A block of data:
___

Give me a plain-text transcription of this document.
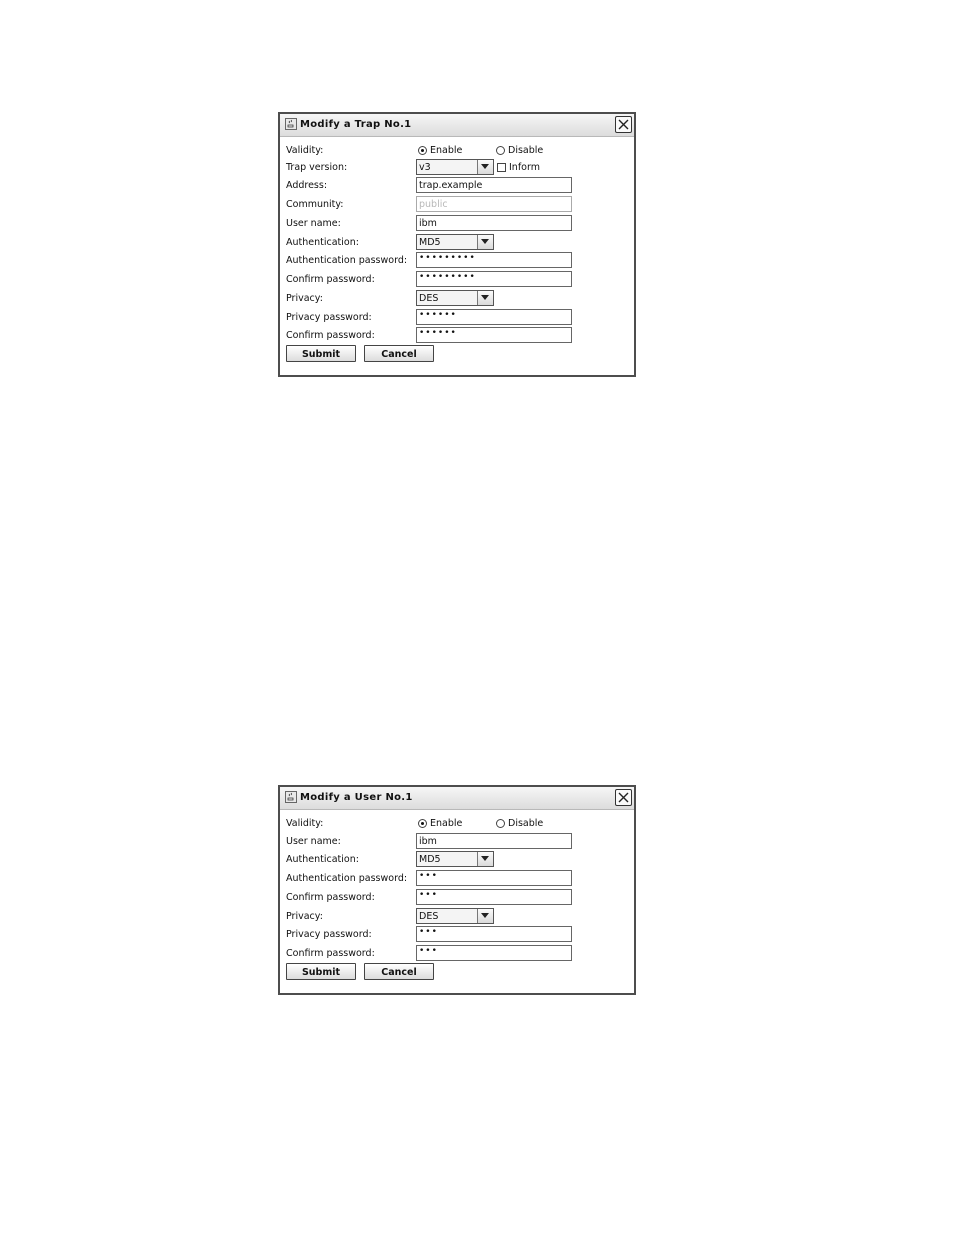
Modify a Trap No.1
Validity:	Enable	Disable
Trap version:	v3	Inform
Address:	trap.example
Community:	public
User name:	ibm
Authentication:	MD5
Authentication password:	•••••••••
Confirm password:	•••••••••
Privacy:	DES
Privacy password:	••••••
Confirm password:	••••••
Submit	Cancel
Modify a User No.1
Validity:	Enable	Disable
User name:	ibm
Authentication:	MD5
Authentication password:	•••
Confirm password:	•••
Privacy:	DES
Privacy password:	•••
Confirm password:	•••
Submit	Cancel
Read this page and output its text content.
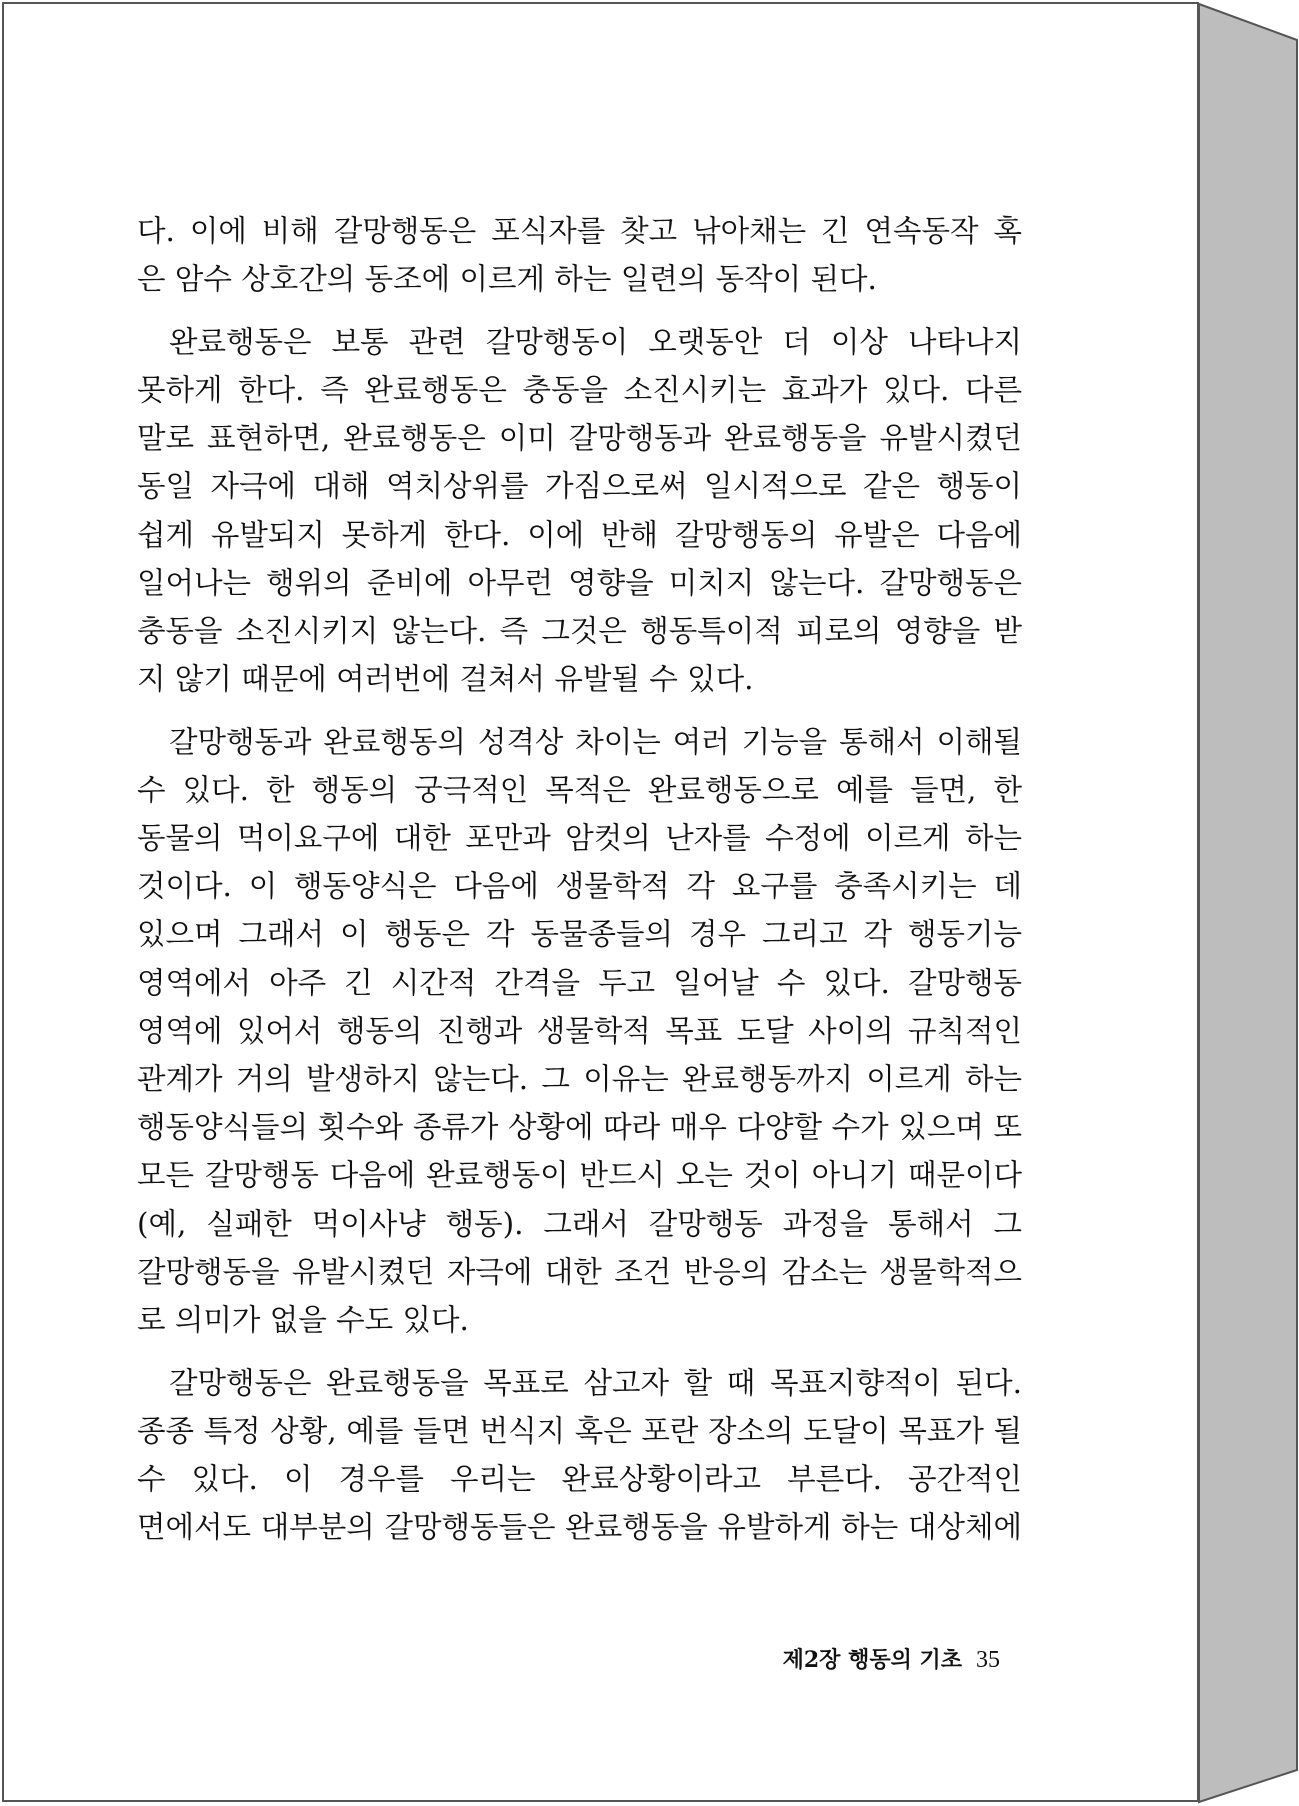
다. 이에 비해 갈망행동은 포식자를 찾고 낚아채는 긴 연속동작 혹
은 암수 상호간의 동조에 이르게 하는 일련의 동작이 된다.

완료행동은 보통 관련 갈망행동이 오랫동안 더 이상 나타나지 못하게 한다. 즉 완료행동은 충동을 소진시키는 효과가 있다. 다른 말로 표현하면, 완료행동은 이미 갈망행동과 완료행동을 유발시켰던 동일 자극에 대해 역치상위를 가짐으로써 일시적으로 같은 행동이 쉽게 유발되지 못하게 한다. 이에 반해 갈망행동의 유발은 다음에 일어나는 행위의 준비에 아무런 영향을 미치지 않는다. 갈망행동은 충동을 소진시키지 않는다. 즉 그것은 행동특이적 피로의 영향을 받
지 않기 때문에 여러번에 걸쳐서 유발될 수 있다.

갈망행동과 완료행동의 성격상 차이는 여러 기능을 통해서 이해될 수 있다. 한 행동의 궁극적인 목적은 완료행동으로 예를 들면, 한 동물의 먹이요구에 대한 포만과 암컷의 난자를 수정에 이르게 하는 것이다. 이 행동양식은 다음에 생물학적 각 요구를 충족시키는 데 있으며 그래서 이 행동은 각 동물종들의 경우 그리고 각 행동기능 영역에서 아주 긴 시간적 간격을 두고 일어날 수 있다. 갈망행동 영역에 있어서 행동의 진행과 생물학적 목표 도달 사이의 규칙적인 관계가 거의 발생하지 않는다. 그 이유는 완료행동까지 이르게 하는 행동양식들의 횟수와 종류가 상황에 따라 매우 다양할 수가 있으며 또 모든 갈망행동 다음에 완료행동이 반드시 오는 것이 아니기 때문이다(예, 실패한 먹이사냥 행동). 그래서 갈망행동 과정을 통해서 그 갈망행동을 유발시켰던 자극에 대한 조건 반응의 감소는 생물학적으
로 의미가 없을 수도 있다.

갈망행동은 완료행동을 목표로 삼고자 할 때 목표지향적이 된다. 종종 특정 상황, 예를 들면 번식지 혹은 포란 장소의 도달이 목표가 될 수 있다. 이 경우를 우리는 완료상황이라고 부른다. 공간적인 면에서도 대부분의 갈망행동들은 완료행동을 유발하게 하는 대상체에

제2장 행동의 기초 35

___

Count how many lines above carry the word "Authentication". Only the number is required.

4